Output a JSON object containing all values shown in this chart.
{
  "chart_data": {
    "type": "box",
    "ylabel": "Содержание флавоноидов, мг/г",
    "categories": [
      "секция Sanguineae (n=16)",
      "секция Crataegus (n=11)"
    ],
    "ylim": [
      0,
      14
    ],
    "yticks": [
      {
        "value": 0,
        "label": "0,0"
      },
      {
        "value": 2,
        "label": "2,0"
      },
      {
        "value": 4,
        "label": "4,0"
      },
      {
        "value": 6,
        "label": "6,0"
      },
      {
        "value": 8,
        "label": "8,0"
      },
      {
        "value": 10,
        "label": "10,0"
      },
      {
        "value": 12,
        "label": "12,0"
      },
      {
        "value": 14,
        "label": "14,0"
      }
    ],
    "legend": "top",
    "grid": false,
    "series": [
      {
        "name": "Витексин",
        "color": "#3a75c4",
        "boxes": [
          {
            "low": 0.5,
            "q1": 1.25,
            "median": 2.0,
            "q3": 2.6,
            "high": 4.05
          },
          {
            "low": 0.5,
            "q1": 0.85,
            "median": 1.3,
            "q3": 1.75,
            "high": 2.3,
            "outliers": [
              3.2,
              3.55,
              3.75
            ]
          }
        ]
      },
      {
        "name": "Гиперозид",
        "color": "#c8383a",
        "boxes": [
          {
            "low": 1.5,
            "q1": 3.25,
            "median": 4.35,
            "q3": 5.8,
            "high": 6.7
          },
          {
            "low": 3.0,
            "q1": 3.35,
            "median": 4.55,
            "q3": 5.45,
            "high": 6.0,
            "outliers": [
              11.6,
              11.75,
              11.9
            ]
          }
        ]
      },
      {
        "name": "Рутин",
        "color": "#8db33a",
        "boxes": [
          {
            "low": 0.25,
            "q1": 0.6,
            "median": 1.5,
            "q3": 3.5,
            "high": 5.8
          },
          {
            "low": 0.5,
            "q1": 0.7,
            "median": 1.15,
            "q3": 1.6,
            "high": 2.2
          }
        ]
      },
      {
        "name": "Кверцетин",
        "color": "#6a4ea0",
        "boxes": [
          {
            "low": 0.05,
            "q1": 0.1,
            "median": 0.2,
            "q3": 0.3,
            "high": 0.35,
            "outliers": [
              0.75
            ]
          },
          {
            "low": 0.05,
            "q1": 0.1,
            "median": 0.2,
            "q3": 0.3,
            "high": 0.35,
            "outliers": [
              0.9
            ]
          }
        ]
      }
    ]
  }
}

-*-

Given request —
Go through the entries and repeat each one exactly.

In response —
Output a JSON object containing all values shown in this chart.
{
  "chart_data": {
    "type": "box",
    "ylabel": "Содержание флавоноидов, мг/г",
    "categories": [
      "секция Sanguineae (n=16)",
      "секция Crataegus (n=11)"
    ],
    "ylim": [
      0,
      14
    ],
    "yticks": [
      {
        "value": 0,
        "label": "0,0"
      },
      {
        "value": 2,
        "label": "2,0"
      },
      {
        "value": 4,
        "label": "4,0"
      },
      {
        "value": 6,
        "label": "6,0"
      },
      {
        "value": 8,
        "label": "8,0"
      },
      {
        "value": 10,
        "label": "10,0"
      },
      {
        "value": 12,
        "label": "12,0"
      },
      {
        "value": 14,
        "label": "14,0"
      }
    ],
    "legend": "top",
    "grid": false,
    "series": [
      {
        "name": "Витексин",
        "color": "#3a75c4",
        "boxes": [
          {
            "low": 0.5,
            "q1": 1.25,
            "median": 2.0,
            "q3": 2.6,
            "high": 4.05
          },
          {
            "low": 0.5,
            "q1": 0.85,
            "median": 1.3,
            "q3": 1.75,
            "high": 2.3,
            "outliers": [
              3.2,
              3.55,
              3.75
            ]
          }
        ]
      },
      {
        "name": "Гиперозид",
        "color": "#c8383a",
        "boxes": [
          {
            "low": 1.5,
            "q1": 3.25,
            "median": 4.35,
            "q3": 5.8,
            "high": 6.7
          },
          {
            "low": 3.0,
            "q1": 3.35,
            "median": 4.55,
            "q3": 5.45,
            "high": 6.0,
            "outliers": [
              11.6,
              11.75,
              11.9
            ]
          }
        ]
      },
      {
        "name": "Рутин",
        "color": "#8db33a",
        "boxes": [
          {
            "low": 0.25,
            "q1": 0.6,
            "median": 1.5,
            "q3": 3.5,
            "high": 5.8
          },
          {
            "low": 0.5,
            "q1": 0.7,
            "median": 1.15,
            "q3": 1.6,
            "high": 2.2
          }
        ]
      },
      {
        "name": "Кверцетин",
        "color": "#6a4ea0",
        "boxes": [
          {
            "low": 0.05,
            "q1": 0.1,
            "median": 0.2,
            "q3": 0.3,
            "high": 0.35,
            "outliers": [
              0.75
            ]
          },
          {
            "low": 0.05,
            "q1": 0.1,
            "median": 0.2,
            "q3": 0.3,
            "high": 0.35,
            "outliers": [
              0.9
            ]
          }
        ]
      }
    ]
  }
}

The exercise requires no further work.